Determine how many lines in these records hold "show". Only the number is wanted.

::: Given records

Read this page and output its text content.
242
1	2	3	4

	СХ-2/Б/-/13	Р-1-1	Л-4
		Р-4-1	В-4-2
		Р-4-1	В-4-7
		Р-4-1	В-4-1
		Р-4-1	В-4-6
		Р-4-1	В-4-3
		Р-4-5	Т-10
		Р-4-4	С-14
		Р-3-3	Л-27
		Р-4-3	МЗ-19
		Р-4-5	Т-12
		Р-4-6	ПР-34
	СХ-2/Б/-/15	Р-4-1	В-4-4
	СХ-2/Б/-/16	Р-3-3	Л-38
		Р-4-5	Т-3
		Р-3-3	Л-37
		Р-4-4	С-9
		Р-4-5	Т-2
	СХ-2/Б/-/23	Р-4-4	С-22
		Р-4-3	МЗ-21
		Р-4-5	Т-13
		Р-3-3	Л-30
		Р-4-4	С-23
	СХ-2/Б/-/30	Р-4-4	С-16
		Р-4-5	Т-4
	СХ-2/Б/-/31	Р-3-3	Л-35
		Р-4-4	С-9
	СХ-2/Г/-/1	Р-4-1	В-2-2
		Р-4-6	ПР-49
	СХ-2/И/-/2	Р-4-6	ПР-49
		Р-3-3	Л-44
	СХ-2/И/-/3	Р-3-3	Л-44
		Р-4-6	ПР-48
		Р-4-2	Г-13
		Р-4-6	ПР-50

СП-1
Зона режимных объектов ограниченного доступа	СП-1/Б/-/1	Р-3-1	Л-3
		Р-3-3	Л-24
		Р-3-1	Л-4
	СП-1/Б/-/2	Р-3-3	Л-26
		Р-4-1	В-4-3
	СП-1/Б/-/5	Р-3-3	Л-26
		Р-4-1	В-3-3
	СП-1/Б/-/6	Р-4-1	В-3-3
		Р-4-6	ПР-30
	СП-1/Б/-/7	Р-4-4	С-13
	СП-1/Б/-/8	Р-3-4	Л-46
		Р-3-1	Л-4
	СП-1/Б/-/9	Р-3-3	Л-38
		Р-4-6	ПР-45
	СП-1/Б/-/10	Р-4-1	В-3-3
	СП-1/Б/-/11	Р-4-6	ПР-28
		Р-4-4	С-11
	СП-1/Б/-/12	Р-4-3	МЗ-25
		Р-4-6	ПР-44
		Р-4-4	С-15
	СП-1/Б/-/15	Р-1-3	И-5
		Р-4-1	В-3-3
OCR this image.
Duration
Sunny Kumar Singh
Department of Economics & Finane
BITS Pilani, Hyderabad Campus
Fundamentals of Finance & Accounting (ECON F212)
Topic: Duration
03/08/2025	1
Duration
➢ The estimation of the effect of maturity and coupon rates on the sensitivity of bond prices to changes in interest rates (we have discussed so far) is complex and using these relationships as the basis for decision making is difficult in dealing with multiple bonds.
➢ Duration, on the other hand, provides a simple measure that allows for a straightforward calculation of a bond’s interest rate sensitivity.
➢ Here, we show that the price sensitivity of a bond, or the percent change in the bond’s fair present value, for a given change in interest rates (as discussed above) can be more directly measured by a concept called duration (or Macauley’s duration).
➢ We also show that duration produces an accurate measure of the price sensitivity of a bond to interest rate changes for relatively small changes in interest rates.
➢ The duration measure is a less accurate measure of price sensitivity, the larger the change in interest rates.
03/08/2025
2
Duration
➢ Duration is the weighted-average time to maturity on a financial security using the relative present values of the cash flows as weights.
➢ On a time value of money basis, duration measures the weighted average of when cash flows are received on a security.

::::::

▶ _Exercise result_:
2